[EXERCISE] Track down each line that has the word "ditemukan" and copy it.

━━━━━━━━━━━━━━━━━━━━

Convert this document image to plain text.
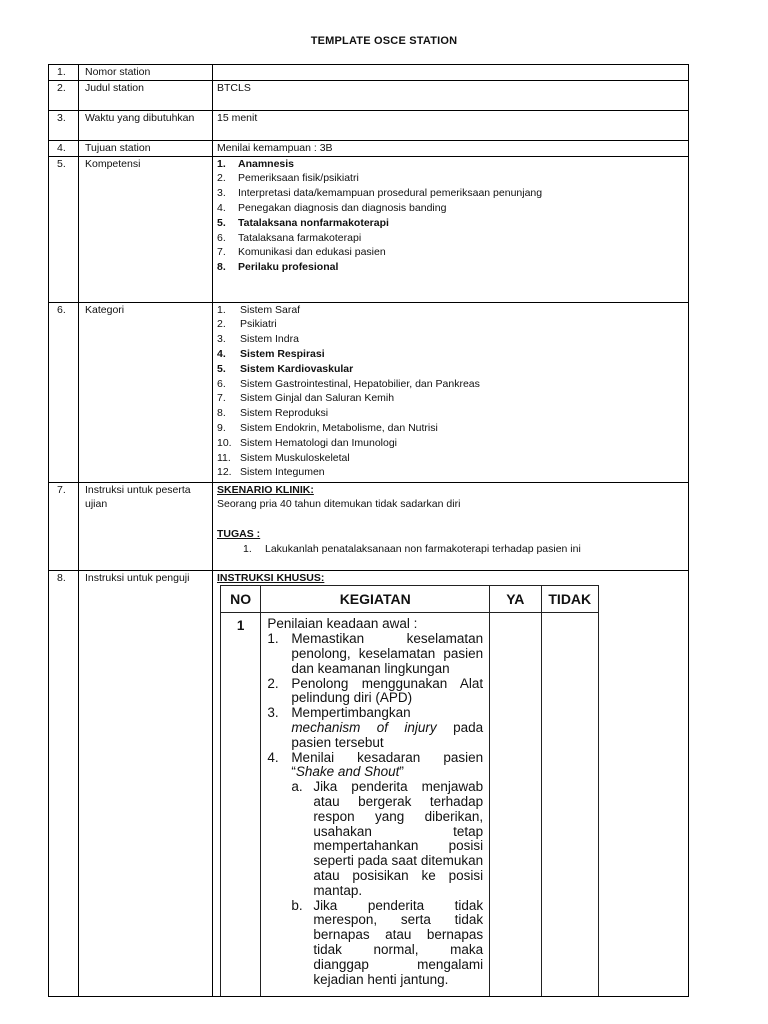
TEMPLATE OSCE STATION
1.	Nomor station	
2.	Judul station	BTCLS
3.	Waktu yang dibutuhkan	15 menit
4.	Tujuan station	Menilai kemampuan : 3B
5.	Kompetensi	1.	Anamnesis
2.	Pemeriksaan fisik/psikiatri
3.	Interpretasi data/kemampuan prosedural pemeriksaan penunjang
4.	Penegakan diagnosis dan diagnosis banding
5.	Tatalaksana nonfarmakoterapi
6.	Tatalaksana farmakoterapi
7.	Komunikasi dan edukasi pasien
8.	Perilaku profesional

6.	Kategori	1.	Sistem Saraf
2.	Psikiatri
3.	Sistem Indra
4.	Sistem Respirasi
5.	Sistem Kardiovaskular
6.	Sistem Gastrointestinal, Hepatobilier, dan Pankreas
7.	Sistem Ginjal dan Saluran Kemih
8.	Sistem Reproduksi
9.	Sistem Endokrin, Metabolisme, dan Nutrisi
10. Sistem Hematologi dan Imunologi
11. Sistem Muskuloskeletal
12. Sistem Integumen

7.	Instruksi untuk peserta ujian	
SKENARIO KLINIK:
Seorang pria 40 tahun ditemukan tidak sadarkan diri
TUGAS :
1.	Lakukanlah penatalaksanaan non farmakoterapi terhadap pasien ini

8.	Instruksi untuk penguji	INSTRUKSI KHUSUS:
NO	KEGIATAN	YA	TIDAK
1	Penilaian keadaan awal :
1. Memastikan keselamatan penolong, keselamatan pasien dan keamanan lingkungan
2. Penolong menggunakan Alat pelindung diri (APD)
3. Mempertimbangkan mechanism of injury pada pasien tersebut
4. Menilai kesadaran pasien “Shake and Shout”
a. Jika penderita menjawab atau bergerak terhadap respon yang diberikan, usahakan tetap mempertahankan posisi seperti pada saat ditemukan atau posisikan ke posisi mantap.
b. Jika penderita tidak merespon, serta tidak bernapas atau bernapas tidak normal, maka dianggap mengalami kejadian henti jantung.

━━━━━━━━━━━━━━━━━━━━

[RESPONSE]
Seorang pria 40 tahun ditemukan tidak sadarkan diri
a. Jika penderita menjawab atau bergerak terhadap respon yang diberikan, usahakan tetap mempertahankan posisi seperti pada saat ditemukan atau posisikan ke posisi mantap.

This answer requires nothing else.